GOAL: Go through the entries below and count the lines holding the word "ylabel". Reply with only the number, please.

EXTRACTED DATA:

## Start

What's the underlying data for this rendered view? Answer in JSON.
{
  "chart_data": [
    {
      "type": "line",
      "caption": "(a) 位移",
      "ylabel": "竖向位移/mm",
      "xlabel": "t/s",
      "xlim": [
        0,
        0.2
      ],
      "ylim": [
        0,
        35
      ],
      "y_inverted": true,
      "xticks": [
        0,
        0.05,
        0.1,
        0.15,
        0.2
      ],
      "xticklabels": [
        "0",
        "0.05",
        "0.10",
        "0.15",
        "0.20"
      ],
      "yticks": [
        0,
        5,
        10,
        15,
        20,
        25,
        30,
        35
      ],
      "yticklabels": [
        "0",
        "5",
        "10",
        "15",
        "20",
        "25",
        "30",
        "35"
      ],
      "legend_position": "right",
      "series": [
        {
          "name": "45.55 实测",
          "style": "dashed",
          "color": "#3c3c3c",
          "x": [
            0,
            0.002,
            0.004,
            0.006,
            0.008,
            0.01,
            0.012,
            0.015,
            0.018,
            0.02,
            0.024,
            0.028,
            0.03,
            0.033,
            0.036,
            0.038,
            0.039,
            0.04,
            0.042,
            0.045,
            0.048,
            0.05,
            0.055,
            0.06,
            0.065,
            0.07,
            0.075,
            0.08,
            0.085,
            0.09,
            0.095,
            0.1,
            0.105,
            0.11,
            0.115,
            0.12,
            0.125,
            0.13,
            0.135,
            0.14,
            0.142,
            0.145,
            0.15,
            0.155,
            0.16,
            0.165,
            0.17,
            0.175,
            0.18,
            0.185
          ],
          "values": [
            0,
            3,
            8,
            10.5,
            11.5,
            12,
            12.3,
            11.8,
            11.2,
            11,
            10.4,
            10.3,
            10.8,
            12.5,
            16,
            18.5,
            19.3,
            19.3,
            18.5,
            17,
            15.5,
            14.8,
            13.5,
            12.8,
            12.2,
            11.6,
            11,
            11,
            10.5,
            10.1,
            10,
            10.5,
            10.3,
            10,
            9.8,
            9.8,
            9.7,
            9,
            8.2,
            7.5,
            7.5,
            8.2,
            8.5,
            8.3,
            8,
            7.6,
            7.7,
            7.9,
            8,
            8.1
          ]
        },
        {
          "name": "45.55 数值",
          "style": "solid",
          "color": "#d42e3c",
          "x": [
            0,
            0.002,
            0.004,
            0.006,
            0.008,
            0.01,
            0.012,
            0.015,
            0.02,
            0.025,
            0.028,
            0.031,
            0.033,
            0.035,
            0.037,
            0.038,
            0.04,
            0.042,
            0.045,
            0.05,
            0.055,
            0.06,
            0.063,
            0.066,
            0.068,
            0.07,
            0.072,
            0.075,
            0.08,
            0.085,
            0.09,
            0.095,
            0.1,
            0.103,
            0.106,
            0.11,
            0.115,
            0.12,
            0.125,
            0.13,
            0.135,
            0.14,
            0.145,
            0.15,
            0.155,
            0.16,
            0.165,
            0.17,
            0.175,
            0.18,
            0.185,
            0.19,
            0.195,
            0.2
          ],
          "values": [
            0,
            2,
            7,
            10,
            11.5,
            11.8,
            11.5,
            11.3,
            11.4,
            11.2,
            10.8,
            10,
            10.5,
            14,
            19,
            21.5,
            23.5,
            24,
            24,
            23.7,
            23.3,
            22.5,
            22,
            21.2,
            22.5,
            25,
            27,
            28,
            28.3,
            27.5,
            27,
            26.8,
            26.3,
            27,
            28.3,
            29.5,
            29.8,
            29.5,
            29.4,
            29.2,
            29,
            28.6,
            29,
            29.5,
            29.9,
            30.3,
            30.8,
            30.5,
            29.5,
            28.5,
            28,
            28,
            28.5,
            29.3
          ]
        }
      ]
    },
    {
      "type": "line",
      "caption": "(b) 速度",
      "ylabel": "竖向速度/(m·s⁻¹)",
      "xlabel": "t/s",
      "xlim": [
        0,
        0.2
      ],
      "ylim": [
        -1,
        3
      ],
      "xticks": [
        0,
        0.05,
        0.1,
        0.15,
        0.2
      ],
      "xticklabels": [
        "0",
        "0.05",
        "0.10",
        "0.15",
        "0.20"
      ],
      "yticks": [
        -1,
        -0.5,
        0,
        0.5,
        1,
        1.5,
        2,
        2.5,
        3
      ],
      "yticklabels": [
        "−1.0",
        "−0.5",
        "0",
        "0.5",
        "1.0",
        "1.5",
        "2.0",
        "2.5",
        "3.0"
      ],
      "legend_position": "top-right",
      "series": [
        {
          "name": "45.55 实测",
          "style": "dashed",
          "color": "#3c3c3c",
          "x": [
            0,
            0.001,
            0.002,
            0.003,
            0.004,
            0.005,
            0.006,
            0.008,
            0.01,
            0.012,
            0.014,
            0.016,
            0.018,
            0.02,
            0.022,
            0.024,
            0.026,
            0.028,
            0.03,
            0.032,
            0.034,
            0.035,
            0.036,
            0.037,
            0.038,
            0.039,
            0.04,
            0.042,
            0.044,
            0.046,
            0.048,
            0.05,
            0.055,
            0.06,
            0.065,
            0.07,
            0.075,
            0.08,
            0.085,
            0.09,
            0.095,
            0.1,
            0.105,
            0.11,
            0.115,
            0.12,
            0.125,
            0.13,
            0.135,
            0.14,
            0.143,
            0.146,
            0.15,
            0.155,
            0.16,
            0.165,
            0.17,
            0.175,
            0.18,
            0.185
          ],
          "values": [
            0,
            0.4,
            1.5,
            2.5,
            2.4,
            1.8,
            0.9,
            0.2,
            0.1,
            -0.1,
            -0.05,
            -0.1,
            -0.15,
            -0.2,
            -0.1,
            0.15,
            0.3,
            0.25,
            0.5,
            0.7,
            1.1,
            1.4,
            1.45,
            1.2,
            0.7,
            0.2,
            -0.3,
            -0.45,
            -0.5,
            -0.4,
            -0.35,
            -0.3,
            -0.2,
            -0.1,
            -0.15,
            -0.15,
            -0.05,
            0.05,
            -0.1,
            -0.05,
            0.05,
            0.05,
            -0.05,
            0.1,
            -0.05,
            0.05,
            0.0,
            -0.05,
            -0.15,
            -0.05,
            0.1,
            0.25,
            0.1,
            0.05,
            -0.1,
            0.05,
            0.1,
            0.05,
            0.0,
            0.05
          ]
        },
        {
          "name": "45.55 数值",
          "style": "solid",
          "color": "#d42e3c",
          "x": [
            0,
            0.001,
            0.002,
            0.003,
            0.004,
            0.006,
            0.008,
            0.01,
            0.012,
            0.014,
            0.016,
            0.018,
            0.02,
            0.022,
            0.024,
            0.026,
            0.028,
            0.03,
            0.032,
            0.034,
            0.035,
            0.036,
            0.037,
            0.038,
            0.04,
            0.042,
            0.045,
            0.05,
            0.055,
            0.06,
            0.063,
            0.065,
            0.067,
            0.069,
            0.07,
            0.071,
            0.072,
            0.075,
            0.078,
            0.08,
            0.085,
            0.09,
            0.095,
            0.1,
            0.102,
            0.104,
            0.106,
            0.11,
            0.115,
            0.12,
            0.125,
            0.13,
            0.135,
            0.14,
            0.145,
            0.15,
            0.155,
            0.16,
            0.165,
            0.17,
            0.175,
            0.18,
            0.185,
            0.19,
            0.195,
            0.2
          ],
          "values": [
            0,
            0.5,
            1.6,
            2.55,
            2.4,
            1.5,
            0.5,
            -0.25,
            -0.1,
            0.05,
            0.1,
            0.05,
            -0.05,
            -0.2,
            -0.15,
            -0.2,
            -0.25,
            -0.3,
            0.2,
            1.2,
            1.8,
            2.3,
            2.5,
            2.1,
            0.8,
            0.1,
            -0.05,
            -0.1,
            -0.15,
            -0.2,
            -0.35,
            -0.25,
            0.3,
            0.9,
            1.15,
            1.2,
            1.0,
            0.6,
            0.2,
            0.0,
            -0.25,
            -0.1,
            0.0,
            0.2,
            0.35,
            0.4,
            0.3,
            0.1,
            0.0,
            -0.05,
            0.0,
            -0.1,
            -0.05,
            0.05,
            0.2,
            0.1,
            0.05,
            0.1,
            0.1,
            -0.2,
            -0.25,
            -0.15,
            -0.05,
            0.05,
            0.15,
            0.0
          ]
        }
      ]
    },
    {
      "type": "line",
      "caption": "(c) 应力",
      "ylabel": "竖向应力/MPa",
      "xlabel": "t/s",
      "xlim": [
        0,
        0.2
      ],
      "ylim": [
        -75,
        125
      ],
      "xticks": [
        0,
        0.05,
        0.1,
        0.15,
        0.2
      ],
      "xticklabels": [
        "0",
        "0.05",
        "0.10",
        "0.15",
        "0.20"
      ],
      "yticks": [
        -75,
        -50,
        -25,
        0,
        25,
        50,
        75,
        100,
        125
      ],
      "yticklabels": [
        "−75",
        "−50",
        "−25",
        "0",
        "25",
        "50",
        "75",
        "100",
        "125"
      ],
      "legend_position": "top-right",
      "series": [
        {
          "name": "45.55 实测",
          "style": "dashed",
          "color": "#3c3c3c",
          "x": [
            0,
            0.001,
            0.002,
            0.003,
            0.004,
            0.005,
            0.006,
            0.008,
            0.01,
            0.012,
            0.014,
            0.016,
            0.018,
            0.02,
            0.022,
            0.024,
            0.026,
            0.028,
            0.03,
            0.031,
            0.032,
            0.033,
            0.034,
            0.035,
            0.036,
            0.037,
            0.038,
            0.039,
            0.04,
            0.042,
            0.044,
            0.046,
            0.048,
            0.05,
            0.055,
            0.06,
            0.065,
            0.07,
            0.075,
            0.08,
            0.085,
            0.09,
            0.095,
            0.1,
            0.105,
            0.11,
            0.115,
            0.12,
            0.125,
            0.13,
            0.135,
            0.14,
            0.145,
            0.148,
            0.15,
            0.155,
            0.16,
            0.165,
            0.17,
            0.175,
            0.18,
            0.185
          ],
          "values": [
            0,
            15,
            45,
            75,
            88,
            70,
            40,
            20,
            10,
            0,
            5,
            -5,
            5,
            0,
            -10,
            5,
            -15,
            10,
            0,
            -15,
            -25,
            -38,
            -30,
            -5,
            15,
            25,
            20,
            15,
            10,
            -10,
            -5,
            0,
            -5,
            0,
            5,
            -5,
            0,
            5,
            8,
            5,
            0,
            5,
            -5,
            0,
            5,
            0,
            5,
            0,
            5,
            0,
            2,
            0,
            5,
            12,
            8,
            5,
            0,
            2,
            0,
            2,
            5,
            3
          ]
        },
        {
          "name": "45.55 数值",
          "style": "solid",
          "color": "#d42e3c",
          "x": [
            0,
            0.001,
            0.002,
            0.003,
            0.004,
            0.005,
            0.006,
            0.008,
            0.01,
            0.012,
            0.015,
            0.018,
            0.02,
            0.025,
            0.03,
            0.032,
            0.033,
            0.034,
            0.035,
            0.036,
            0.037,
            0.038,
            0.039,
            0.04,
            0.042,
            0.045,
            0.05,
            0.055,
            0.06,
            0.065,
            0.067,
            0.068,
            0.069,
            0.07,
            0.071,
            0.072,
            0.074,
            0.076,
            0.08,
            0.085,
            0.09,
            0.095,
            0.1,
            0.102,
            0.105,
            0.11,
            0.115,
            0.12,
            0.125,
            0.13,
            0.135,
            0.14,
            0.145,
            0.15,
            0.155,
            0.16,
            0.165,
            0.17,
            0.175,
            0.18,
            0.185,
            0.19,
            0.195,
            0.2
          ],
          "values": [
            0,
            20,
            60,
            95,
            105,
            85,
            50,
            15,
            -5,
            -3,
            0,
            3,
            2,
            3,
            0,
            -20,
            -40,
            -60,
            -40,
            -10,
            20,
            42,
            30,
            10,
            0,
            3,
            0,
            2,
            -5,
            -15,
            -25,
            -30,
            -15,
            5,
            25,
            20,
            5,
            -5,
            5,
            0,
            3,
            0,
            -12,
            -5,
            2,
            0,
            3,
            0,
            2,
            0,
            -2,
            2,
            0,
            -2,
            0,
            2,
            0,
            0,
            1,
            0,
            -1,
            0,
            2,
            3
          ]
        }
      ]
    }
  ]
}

## End

RESULT OF THIS TASK: 3